# THE PROBLEM
Repeat the whole listing below, word for word.
◇ ◇ ◇
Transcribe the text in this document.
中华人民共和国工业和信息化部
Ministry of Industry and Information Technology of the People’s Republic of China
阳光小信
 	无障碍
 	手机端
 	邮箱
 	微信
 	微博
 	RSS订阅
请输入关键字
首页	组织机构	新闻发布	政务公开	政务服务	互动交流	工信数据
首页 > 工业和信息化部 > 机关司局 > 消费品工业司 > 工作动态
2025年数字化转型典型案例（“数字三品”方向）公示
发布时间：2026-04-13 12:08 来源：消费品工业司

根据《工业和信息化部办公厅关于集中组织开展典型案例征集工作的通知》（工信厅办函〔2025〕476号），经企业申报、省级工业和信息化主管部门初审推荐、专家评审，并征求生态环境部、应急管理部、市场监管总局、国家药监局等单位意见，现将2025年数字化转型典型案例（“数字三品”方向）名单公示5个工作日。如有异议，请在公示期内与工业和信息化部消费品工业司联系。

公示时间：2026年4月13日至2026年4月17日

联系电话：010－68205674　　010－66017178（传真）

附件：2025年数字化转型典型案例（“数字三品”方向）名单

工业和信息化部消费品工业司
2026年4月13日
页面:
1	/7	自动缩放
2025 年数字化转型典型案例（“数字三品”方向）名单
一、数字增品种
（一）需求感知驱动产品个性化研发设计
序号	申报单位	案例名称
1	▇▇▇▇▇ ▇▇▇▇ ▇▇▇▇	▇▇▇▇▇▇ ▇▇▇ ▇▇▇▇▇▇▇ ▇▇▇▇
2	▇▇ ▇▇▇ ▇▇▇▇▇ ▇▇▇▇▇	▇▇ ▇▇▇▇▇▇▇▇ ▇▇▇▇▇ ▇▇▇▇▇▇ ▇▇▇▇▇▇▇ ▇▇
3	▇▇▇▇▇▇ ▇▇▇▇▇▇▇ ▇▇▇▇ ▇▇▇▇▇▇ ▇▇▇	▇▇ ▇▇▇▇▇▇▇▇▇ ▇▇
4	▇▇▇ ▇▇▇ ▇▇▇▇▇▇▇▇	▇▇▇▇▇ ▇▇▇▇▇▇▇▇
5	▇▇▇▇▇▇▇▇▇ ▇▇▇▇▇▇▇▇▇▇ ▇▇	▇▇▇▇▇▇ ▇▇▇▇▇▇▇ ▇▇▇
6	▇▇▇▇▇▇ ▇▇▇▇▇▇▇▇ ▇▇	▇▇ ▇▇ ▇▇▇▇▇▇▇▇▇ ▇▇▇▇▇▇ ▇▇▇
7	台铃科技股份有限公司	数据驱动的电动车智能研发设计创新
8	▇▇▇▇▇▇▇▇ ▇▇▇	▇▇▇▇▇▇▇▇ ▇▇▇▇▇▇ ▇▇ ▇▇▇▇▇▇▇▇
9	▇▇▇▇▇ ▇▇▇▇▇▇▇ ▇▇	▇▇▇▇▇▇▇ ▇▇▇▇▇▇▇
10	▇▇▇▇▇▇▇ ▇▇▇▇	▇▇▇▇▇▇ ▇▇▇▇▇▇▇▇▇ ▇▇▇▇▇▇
◇ ◇ ◇
# RESULT
Transcribe the text in this document.
中华人民共和国工业和信息化部
Ministry of Industry and Information Technology of the People’s Republic of China
阳光小信
 	无障碍
 	手机端
 	邮箱
 	微信
 	微博
 	RSS订阅
请输入关键字
首页	组织机构	新闻发布	政务公开	政务服务	互动交流	工信数据
首页 > 工业和信息化部 > 机关司局 > 消费品工业司 > 工作动态
2025年数字化转型典型案例（“数字三品”方向）公示
发布时间：2026-04-13 12:08 来源：消费品工业司

根据《工业和信息化部办公厅关于集中组织开展典型案例征集工作的通知》（工信厅办函〔2025〕476号），经企业申报、省级工业和信息化主管部门初审推荐、专家评审，并征求生态环境部、应急管理部、市场监管总局、国家药监局等单位意见，现将2025年数字化转型典型案例（“数字三品”方向）名单公示5个工作日。如有异议，请在公示期内与工业和信息化部消费品工业司联系。

公示时间：2026年4月13日至2026年4月17日

联系电话：010－68205674　　010－66017178（传真）

附件：2025年数字化转型典型案例（“数字三品”方向）名单

工业和信息化部消费品工业司
2026年4月13日
页面:
1	/7	自动缩放
2025 年数字化转型典型案例（“数字三品”方向）名单
一、数字增品种
（一）需求感知驱动产品个性化研发设计
序号	申报单位	案例名称
1	▇▇▇▇▇ ▇▇▇▇ ▇▇▇▇	▇▇▇▇▇▇ ▇▇▇ ▇▇▇▇▇▇▇ ▇▇▇▇
2	▇▇ ▇▇▇ ▇▇▇▇▇ ▇▇▇▇▇	▇▇ ▇▇▇▇▇▇▇▇ ▇▇▇▇▇ ▇▇▇▇▇▇ ▇▇▇▇▇▇▇ ▇▇
3	▇▇▇▇▇▇ ▇▇▇▇▇▇▇ ▇▇▇▇ ▇▇▇▇▇▇ ▇▇▇	▇▇ ▇▇▇▇▇▇▇▇▇ ▇▇
4	▇▇▇ ▇▇▇ ▇▇▇▇▇▇▇▇	▇▇▇▇▇ ▇▇▇▇▇▇▇▇
5	▇▇▇▇▇▇▇▇▇ ▇▇▇▇▇▇▇▇▇▇ ▇▇	▇▇▇▇▇▇ ▇▇▇▇▇▇▇ ▇▇▇
6	▇▇▇▇▇▇ ▇▇▇▇▇▇▇▇ ▇▇	▇▇ ▇▇ ▇▇▇▇▇▇▇▇▇ ▇▇▇▇▇▇ ▇▇▇
7	台铃科技股份有限公司	数据驱动的电动车智能研发设计创新
8	▇▇▇▇▇▇▇▇ ▇▇▇	▇▇▇▇▇▇▇▇ ▇▇▇▇▇▇ ▇▇ ▇▇▇▇▇▇▇▇
9	▇▇▇▇▇ ▇▇▇▇▇▇▇ ▇▇	▇▇▇▇▇▇▇ ▇▇▇▇▇▇▇
10	▇▇▇▇▇▇▇ ▇▇▇▇	▇▇▇▇▇▇ ▇▇▇▇▇▇▇▇▇ ▇▇▇▇▇▇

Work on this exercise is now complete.